Dataset items:

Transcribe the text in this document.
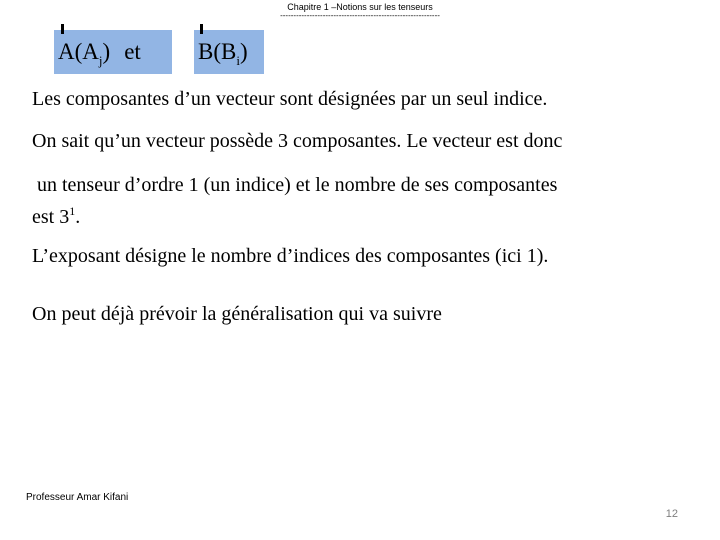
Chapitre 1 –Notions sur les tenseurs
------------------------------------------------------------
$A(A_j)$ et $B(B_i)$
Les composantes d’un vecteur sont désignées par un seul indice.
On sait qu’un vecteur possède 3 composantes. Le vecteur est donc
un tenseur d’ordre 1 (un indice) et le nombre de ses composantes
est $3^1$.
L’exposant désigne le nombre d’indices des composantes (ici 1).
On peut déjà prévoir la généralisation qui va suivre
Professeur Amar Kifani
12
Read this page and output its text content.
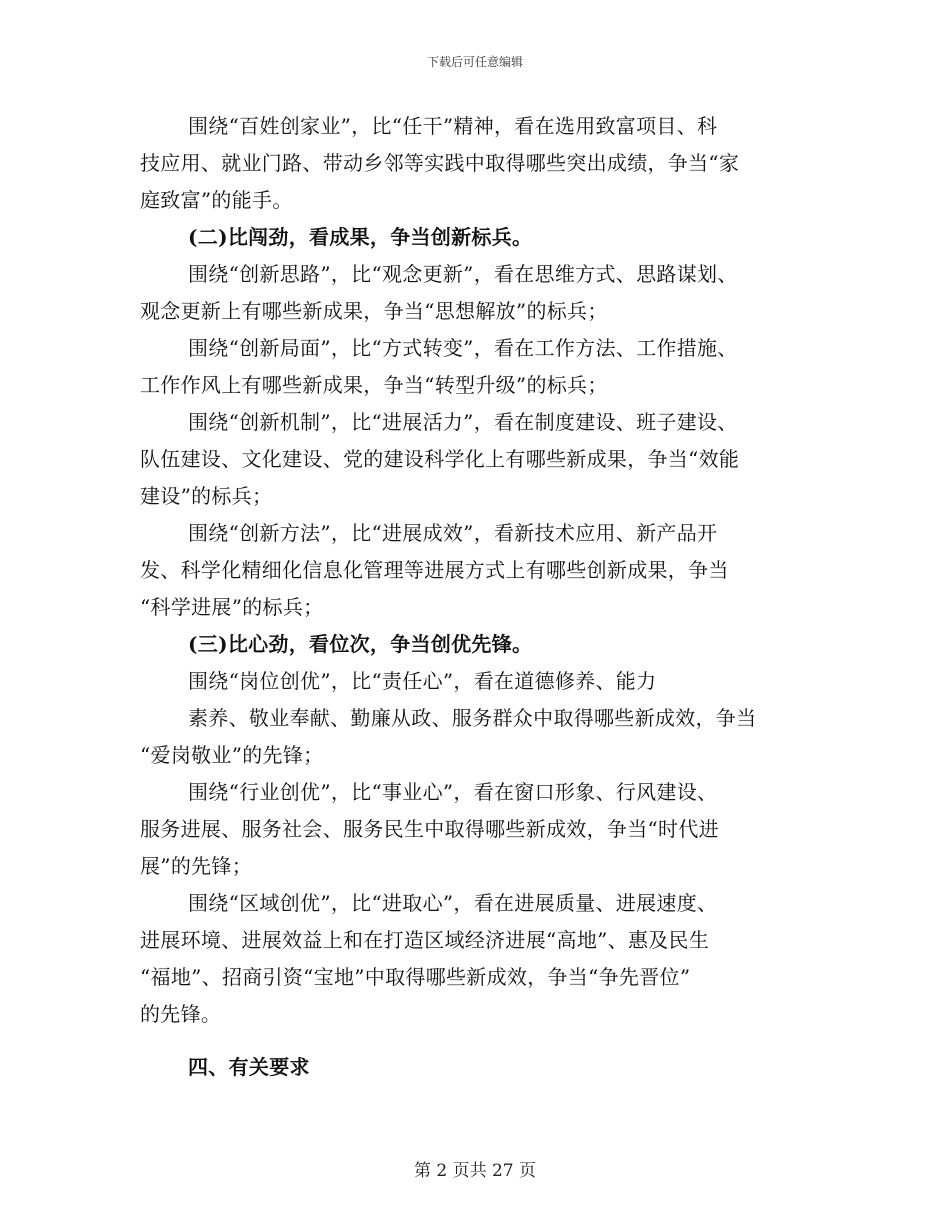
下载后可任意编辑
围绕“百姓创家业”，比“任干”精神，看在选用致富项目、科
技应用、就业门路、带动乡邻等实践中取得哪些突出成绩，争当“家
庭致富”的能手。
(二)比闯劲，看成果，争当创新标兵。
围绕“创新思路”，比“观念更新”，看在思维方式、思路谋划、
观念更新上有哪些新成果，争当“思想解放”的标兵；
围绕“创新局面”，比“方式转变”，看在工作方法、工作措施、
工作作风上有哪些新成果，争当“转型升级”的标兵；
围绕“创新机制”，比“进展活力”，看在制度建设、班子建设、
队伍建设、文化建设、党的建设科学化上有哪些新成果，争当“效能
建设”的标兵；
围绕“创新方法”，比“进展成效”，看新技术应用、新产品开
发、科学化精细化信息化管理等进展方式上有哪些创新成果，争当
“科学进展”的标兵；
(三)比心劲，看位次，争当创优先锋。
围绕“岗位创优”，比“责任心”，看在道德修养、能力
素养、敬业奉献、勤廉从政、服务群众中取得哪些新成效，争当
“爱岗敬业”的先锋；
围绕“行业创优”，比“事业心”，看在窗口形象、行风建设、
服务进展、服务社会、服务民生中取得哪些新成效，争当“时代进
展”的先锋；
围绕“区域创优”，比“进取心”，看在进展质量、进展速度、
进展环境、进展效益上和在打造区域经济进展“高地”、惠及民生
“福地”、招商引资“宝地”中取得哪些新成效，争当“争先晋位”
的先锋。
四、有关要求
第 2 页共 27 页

* * *

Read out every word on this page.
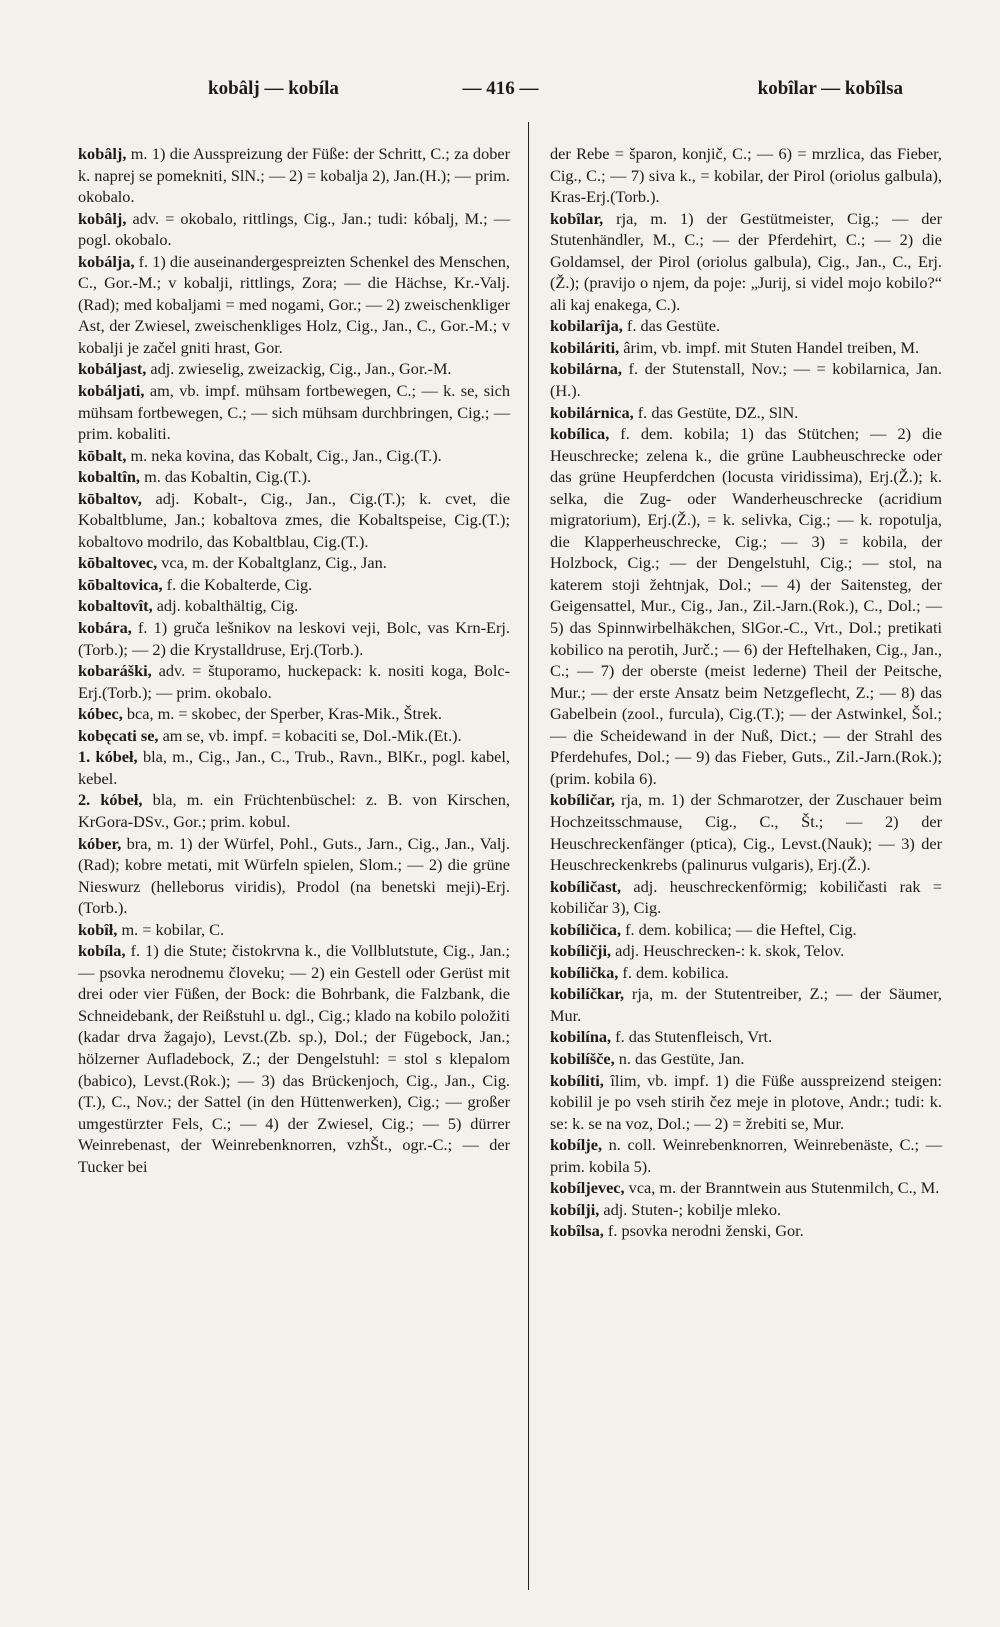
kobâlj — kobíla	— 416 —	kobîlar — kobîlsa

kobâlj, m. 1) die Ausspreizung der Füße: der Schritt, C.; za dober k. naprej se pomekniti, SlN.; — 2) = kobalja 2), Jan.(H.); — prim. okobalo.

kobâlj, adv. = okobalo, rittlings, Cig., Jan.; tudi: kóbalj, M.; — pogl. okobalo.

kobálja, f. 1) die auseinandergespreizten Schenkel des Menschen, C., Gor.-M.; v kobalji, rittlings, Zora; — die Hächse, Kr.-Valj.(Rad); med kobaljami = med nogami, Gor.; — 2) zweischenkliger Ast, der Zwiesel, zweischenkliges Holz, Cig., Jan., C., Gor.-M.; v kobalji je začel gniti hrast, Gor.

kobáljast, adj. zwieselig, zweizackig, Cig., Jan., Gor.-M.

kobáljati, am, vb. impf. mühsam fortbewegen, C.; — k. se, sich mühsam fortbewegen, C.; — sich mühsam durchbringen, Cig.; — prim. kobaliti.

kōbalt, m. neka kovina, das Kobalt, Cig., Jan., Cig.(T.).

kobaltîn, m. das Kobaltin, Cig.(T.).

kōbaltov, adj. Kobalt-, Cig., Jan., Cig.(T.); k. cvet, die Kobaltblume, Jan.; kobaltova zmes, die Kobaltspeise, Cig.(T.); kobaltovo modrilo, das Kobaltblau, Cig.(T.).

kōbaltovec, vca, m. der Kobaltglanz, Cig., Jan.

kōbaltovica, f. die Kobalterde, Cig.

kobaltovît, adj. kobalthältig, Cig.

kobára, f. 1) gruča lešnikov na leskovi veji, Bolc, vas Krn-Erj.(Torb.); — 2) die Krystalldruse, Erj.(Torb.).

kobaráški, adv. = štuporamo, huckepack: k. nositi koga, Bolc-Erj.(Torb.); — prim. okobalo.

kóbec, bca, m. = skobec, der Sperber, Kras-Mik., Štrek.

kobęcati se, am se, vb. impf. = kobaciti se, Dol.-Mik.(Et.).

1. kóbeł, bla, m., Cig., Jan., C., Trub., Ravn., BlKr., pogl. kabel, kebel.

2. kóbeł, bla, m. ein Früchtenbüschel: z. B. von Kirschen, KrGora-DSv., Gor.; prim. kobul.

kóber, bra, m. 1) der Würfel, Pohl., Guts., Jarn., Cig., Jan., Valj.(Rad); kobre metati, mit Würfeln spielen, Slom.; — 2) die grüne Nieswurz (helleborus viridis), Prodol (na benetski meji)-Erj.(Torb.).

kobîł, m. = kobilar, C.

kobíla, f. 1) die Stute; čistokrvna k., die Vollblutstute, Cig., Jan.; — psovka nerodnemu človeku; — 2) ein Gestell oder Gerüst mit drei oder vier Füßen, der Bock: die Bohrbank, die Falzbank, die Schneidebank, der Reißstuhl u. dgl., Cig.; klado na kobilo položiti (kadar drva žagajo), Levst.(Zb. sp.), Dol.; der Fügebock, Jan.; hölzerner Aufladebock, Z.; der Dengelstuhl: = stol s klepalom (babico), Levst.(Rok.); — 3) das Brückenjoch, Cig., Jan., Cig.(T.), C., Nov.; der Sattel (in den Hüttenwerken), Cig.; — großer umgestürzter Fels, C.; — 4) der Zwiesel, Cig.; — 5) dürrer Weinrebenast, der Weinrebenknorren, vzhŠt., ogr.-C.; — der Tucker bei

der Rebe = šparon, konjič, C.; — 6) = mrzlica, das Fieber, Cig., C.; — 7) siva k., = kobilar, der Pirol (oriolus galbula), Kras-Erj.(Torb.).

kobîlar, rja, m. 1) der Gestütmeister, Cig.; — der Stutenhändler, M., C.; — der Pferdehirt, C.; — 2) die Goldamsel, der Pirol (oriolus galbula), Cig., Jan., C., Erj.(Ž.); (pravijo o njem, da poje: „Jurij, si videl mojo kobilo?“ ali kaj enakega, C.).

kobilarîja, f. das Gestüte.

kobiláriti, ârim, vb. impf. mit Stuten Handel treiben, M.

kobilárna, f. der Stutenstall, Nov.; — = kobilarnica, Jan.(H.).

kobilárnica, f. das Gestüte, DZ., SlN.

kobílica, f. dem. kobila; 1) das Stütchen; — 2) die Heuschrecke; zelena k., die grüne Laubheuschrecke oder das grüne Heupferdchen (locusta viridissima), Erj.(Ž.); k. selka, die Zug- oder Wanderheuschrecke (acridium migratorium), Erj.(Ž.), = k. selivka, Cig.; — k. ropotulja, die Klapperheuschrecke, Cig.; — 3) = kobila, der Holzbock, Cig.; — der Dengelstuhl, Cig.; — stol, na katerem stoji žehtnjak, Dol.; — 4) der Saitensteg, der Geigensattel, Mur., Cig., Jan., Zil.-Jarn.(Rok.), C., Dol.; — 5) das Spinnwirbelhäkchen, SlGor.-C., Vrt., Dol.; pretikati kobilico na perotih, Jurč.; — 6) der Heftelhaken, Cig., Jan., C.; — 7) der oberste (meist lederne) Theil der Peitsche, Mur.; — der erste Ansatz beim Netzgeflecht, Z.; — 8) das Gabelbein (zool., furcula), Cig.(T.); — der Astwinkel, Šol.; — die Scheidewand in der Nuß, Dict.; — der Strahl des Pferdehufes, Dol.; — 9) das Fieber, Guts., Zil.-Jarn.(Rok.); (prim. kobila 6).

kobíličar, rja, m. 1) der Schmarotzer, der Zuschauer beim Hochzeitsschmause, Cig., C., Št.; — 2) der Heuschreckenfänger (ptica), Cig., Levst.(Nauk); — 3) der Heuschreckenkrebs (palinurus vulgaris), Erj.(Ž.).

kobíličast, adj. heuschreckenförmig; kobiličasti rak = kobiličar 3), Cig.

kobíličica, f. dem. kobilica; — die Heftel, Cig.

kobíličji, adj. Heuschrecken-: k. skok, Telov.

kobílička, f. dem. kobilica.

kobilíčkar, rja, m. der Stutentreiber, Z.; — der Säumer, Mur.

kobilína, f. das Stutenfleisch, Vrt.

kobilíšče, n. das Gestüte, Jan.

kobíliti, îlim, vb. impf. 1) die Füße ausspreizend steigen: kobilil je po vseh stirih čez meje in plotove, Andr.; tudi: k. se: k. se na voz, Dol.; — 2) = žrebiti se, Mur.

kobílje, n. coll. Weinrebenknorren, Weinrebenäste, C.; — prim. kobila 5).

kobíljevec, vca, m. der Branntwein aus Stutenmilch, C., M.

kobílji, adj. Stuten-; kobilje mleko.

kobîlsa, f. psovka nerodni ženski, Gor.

==

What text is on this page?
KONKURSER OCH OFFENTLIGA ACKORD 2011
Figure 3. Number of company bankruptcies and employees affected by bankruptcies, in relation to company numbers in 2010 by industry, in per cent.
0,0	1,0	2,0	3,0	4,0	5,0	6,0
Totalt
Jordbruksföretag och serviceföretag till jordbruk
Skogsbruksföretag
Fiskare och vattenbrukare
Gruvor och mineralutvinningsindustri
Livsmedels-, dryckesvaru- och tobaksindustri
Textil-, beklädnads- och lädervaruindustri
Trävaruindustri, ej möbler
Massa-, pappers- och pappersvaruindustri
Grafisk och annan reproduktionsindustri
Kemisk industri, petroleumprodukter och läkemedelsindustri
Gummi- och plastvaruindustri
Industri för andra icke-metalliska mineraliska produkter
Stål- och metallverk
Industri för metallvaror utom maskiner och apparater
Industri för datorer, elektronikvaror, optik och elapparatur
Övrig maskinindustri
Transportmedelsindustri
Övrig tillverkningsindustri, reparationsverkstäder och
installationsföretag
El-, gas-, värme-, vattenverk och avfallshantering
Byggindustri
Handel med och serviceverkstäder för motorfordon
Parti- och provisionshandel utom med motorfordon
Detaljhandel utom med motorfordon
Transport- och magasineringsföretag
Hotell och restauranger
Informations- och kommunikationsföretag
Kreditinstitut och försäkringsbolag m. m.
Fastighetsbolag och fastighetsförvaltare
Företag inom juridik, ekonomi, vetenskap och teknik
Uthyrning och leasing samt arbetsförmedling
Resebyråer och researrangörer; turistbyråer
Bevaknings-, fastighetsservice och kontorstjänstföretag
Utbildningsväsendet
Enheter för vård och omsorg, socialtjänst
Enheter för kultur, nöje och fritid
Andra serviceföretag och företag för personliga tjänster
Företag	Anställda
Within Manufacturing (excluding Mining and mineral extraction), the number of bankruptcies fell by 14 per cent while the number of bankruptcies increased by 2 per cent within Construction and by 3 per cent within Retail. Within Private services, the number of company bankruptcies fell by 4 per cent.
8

◆ **Written exercise**
Pick out and copy the lines of the entries that hold the string "impf".

◆ **Expected output**
kobáljati, am, vb. impf. mühsam fortbewegen, C.; — k. se, sich mühsam fortbewegen, C.; — sich mühsam durchbringen, Cig.; — prim. kobaliti.
kobęcati se, am se, vb. impf. = kobaciti se, Dol.-Mik.(Et.).
kobiláriti, ârim, vb. impf. mit Stuten Handel treiben, M.
kobíliti, îlim, vb. impf. 1) die Füße ausspreizend steigen: kobilil je po vseh stirih čez meje in plotove, Andr.; tudi: k. se: k. se na voz, Dol.; — 2) = žrebiti se, Mur.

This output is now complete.